Stored data:
+--
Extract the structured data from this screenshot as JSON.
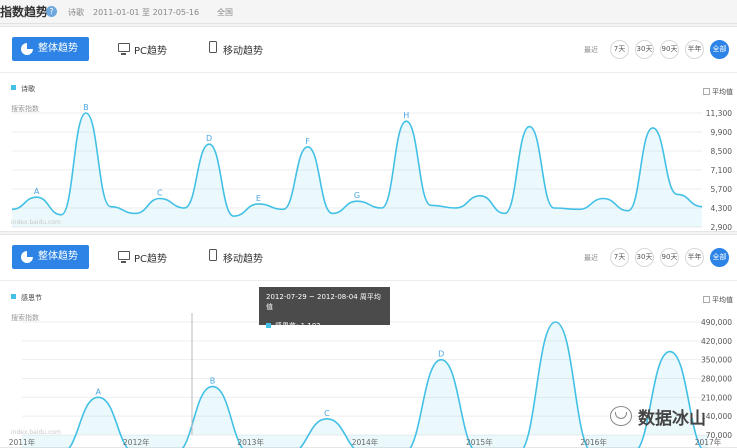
{
  "topbar": {
    "title": "指数趋势",
    "help": "?",
    "keyword": "诗歌",
    "date_range": "2011-01-01 至 2017-05-16",
    "region": "全国"
  },
  "tabs": {
    "overall": "整体趋势",
    "pc": "PC趋势",
    "mobile": "移动趋势"
  },
  "ranges": {
    "label": "最近",
    "options": [
      "7天",
      "30天",
      "90天",
      "半年",
      "全部"
    ],
    "active": "全部"
  },
  "avg_label": "平均值",
  "ylabel": "搜索指数",
  "watermark": "index.baidu.com",
  "colors": {
    "accent": "#2d84e6",
    "series": "#42c0e5"
  },
  "icons": {
    "overall": "pie-chart-icon",
    "pc": "monitor-icon",
    "mobile": "mobile-icon",
    "logo": "wechat-icon"
  },
  "chart_data": [
    {
      "type": "area",
      "title": "",
      "series": [
        {
          "name": "诗歌",
          "values": [
            4200,
            5100,
            3800,
            11300,
            4400,
            3900,
            5000,
            4300,
            9000,
            3700,
            4600,
            4200,
            8800,
            3900,
            4800,
            4300,
            10700,
            4500,
            4300,
            5200,
            3900,
            10300,
            4300,
            4200,
            5000,
            4100,
            10200,
            5300,
            4400
          ]
        }
      ],
      "yticks": [
        "11,300",
        "9,900",
        "8,500",
        "7,100",
        "5,700",
        "4,300",
        "2,900"
      ],
      "annotations": [
        "A",
        "B",
        "C",
        "D",
        "E",
        "F",
        "G",
        "H"
      ],
      "grid": true
    },
    {
      "type": "area",
      "title": "",
      "series": [
        {
          "name": "感恩节",
          "values": [
            1102,
            1102,
            210000,
            1102,
            1102,
            250000,
            1102,
            1102,
            130000,
            1102,
            1102,
            350000,
            1102,
            1102,
            490000,
            1102,
            1102,
            380000,
            1102
          ]
        }
      ],
      "yticks": [
        "490,000",
        "420,000",
        "350,000",
        "280,000",
        "210,000",
        "140,000",
        "70,000"
      ],
      "xticks": [
        "2011年",
        "2012年",
        "2013年",
        "2014年",
        "2015年",
        "2016年",
        "2017年"
      ],
      "annotations": [
        "A",
        "B",
        "C",
        "D"
      ],
      "grid": true
    }
  ],
  "tooltip": {
    "title": "2012-07-29 ~ 2012-08-04 周平均值",
    "series_label": "感恩节",
    "value": "1,102"
  },
  "brand": "数据冰山"
}
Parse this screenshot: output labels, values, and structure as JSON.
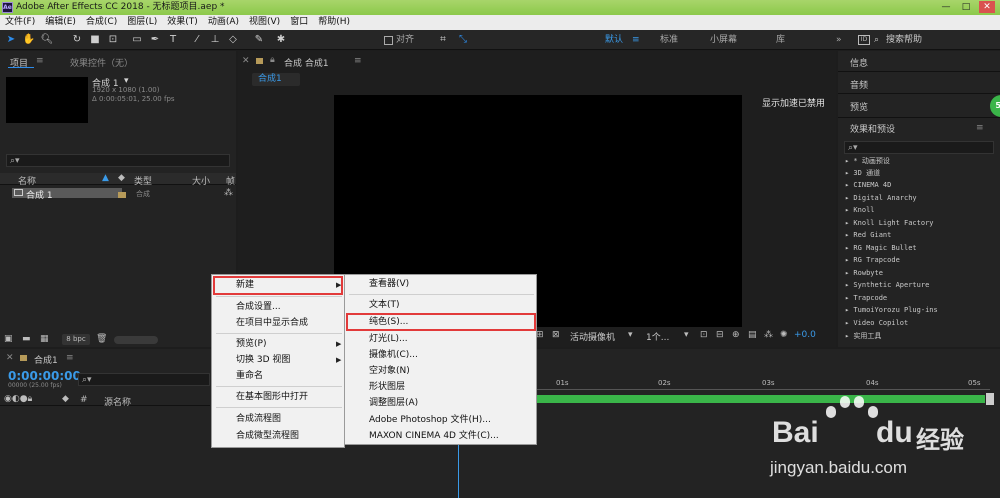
+--
Leaving aside the images, write out the entries above word for word.

Extract the structured data from this screenshot as JSON.
{
  "topbar": {
    "title": "指数趋势",
    "help": "?",
    "keyword": "诗歌",
    "date_range": "2011-01-01 至 2017-05-16",
    "region": "全国"
  },
  "tabs": {
    "overall": "整体趋势",
    "pc": "PC趋势",
    "mobile": "移动趋势"
  },
  "ranges": {
    "label": "最近",
    "options": [
      "7天",
      "30天",
      "90天",
      "半年",
      "全部"
    ],
    "active": "全部"
  },
  "avg_label": "平均值",
  "ylabel": "搜索指数",
  "watermark": "index.baidu.com",
  "colors": {
    "accent": "#2d84e6",
    "series": "#42c0e5"
  },
  "icons": {
    "overall": "pie-chart-icon",
    "pc": "monitor-icon",
    "mobile": "mobile-icon",
    "logo": "wechat-icon"
  },
  "chart_data": [
    {
      "type": "area",
      "title": "",
      "series": [
        {
          "name": "诗歌",
          "values": [
            4200,
            5100,
            3800,
            11300,
            4400,
            3900,
            5000,
            4300,
            9000,
            3700,
            4600,
            4200,
            8800,
            3900,
            4800,
            4300,
            10700,
            4500,
            4300,
            5200,
            3900,
            10300,
            4300,
            4200,
            5000,
            4100,
            10200,
            5300,
            4400
          ]
        }
      ],
      "yticks": [
        "11,300",
        "9,900",
        "8,500",
        "7,100",
        "5,700",
        "4,300",
        "2,900"
      ],
      "annotations": [
        "A",
        "B",
        "C",
        "D",
        "E",
        "F",
        "G",
        "H"
      ],
      "grid": true
    },
    {
      "type": "area",
      "title": "",
      "series": [
        {
          "name": "感恩节",
          "values": [
            1102,
            1102,
            210000,
            1102,
            1102,
            250000,
            1102,
            1102,
            130000,
            1102,
            1102,
            350000,
            1102,
            1102,
            490000,
            1102,
            1102,
            380000,
            1102
          ]
        }
      ],
      "yticks": [
        "490,000",
        "420,000",
        "350,000",
        "280,000",
        "210,000",
        "140,000",
        "70,000"
      ],
      "xticks": [
        "2011年",
        "2012年",
        "2013年",
        "2014年",
        "2015年",
        "2016年",
        "2017年"
      ],
      "annotations": [
        "A",
        "B",
        "C",
        "D"
      ],
      "grid": true
    }
  ],
  "tooltip": {
    "title": "2012-07-29 ~ 2012-08-04 周平均值",
    "series_label": "感恩节",
    "value": "1,102"
  },
  "brand": "数据冰山"
}
Parse this screenshot: output labels, values, and structure as JSON.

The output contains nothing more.